Little wonder that Albert Einstein was once asked to become president of the young State of Israel. It is a country that defies the time-space continuum, and who could better explain the phenomenon than he? Elsewhere in the world, past, present and future are proper tenses; here, they can be indistinguishable from one another. And maybe Einstein could explain the rapid-fire shift from primordial desertscape to spiritual cradle of civilization to urban technoculture, but then again, Albert had a Nobel Prize and we don’t. What follows is a suggestion of places for you to visit on your whirlwind trip to Israel; a mere hint of the highlights of this diverse land.
But before you go, know that the sites of Israel are only half the story; the other half is told by its people: a friendly extended family that is nearly always interested in embracing new charter members. Under the guise of asking for directions or just looking touristy, it is easy – and worthwhile – to meet the locals.

* Listed records:
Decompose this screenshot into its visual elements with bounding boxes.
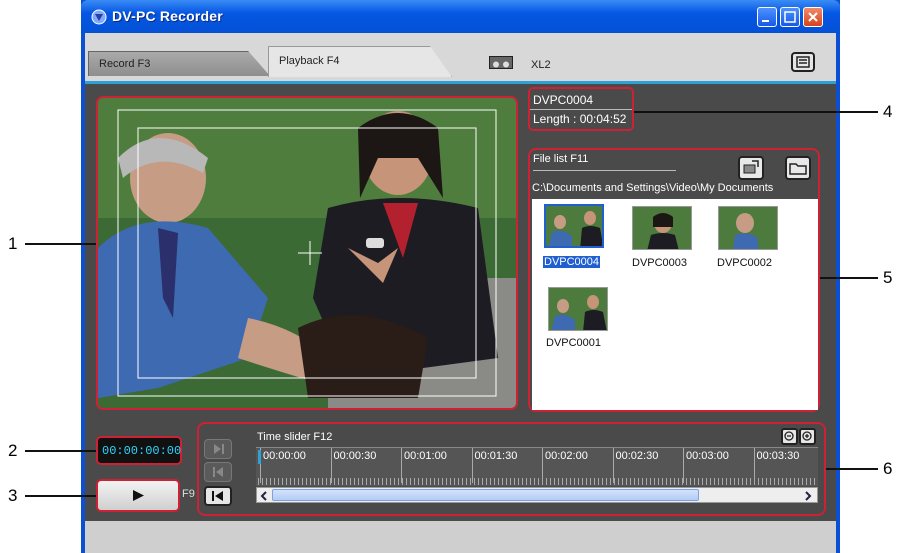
import-button[interactable] [738,156,764,180]
clip-label[interactable]: DVPC0003 [632,257,687,269]
tick-label: 00:00:30 [333,450,377,462]
scrollbar-thumb[interactable] [272,489,699,501]
import-icon [743,160,759,174]
zoom-in-button[interactable] [799,428,816,445]
time-ruler [258,478,818,485]
time-slider-label: Time slider F12 [257,431,333,443]
file-list-path: C:\Documents and Settings\Video\My Docum… [532,182,774,194]
callout-number: 3 [8,486,18,505]
callout-number: 5 [883,268,893,287]
folder-icon [789,163,807,175]
play-shortcut: F9 [182,488,195,500]
video-frame-image [98,98,516,408]
clip-thumbnail[interactable] [632,206,692,250]
tick-label: 00:02:30 [615,450,659,462]
tab-playback[interactable]: Playback F4 [268,46,452,77]
callout-number: 4 [883,102,893,121]
minimize-button[interactable] [757,7,777,27]
callout-line [820,277,878,279]
callout-line [634,111,878,113]
file-list-label: File list F11 [533,153,589,165]
tick-mark [471,448,473,483]
tick-label: 00:00:00 [263,450,306,462]
status-bar [85,521,836,553]
clip-thumbnail[interactable] [544,204,604,248]
maximize-icon [784,11,796,23]
clip-thumbnail[interactable] [718,206,778,250]
clip-label[interactable]: DVPC0001 [546,337,601,349]
device-label: XL2 [531,59,551,71]
clip-label[interactable]: DVPC0004 [543,256,601,268]
tick-mark [753,448,755,483]
clip-label[interactable]: DVPC0002 [717,257,772,269]
tape-icon [489,56,513,69]
maximize-button[interactable] [780,7,800,27]
timecode-value: 00:00:00:00 [102,444,182,458]
list-settings-icon [796,56,810,68]
tick-label: 00:03:00 [686,450,729,462]
callout-line [25,450,96,452]
tick-mark [542,448,543,483]
tick-label: 00:02:00 [545,450,588,462]
app-icon [90,8,108,26]
play-icon [133,490,144,501]
callout-number: 1 [8,234,18,253]
clip-thumbnail[interactable] [548,287,608,331]
video-preview[interactable] [96,96,518,410]
file-list-underline [533,170,676,171]
zoom-out-icon [784,431,794,441]
tick-mark [683,448,684,483]
window-title: DV-PC Recorder [112,8,223,24]
tick-label: 00:03:30 [756,450,800,462]
zoom-in-icon [802,431,812,441]
tick-mark [401,448,402,483]
callout-line [826,468,878,470]
close-icon [808,12,818,22]
playhead[interactable] [258,450,261,464]
play-button[interactable] [96,479,180,512]
settings-button[interactable] [791,52,815,72]
open-folder-button[interactable] [785,156,811,180]
tab-record[interactable]: Record F3 [88,51,270,76]
callout-line [25,243,96,245]
callout-number: 6 [883,459,893,478]
close-button[interactable] [803,7,823,27]
tick-label: 00:01:30 [474,450,518,462]
zoom-out-button[interactable] [781,428,798,445]
scroll-left-icon[interactable] [258,489,270,501]
scroll-right-icon[interactable] [802,489,814,501]
clip-length: Length : 00:04:52 [533,112,627,126]
callout-line [25,495,96,497]
tick-label: 00:01:00 [404,450,447,462]
tick-mark [330,448,332,483]
tick-mark [612,448,614,483]
callout-number: 2 [8,441,18,460]
minimize-icon [762,20,769,22]
clip-name: DVPC0004 [533,93,594,107]
info-divider [530,109,632,110]
timecode-display: 00:00:00:00 [96,436,182,465]
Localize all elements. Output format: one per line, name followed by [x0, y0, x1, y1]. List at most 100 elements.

* Tasks to complete:
(1) Answer these questions about the Israel travel text, please:
(a) Who was once asked to become president of Israel?
(b) What does the text say Albert had that "we don't"?
(c) Besides its sites, what tells the other half of Israel's story?
(2) Carry on the Israel travel text from its last sentence.

* Expected results:
(1)
(a) Albert Einstein
(b) A Nobel Prize
(c) Its people

(2)
Where to go
If you’ve only got five days or less, choose no more than two overnight bases, or maybe only one. While Israel is one of the world’s smaller countries, it is long and narrow and not as navigable as you might think. Tel Aviv and Masada/Dead Sea are feasible day tours from Jerusalem; Haifa and much of the Galilee are doable from Tel Aviv. If your heart is set on visiting Eilat on the Red Sea, consider the 45-minute flight from Tel Aviv. Otherwise, the road trip south will eat up too much of your valuable time.
Perhaps a good way to divide your time is to spend two days in Jerusalem, two in Tel Aviv and one in either the north or the south.
This city sends visitors on a time-warp romp through the pages of several religions’ holy scriptures in the Old City and beyond.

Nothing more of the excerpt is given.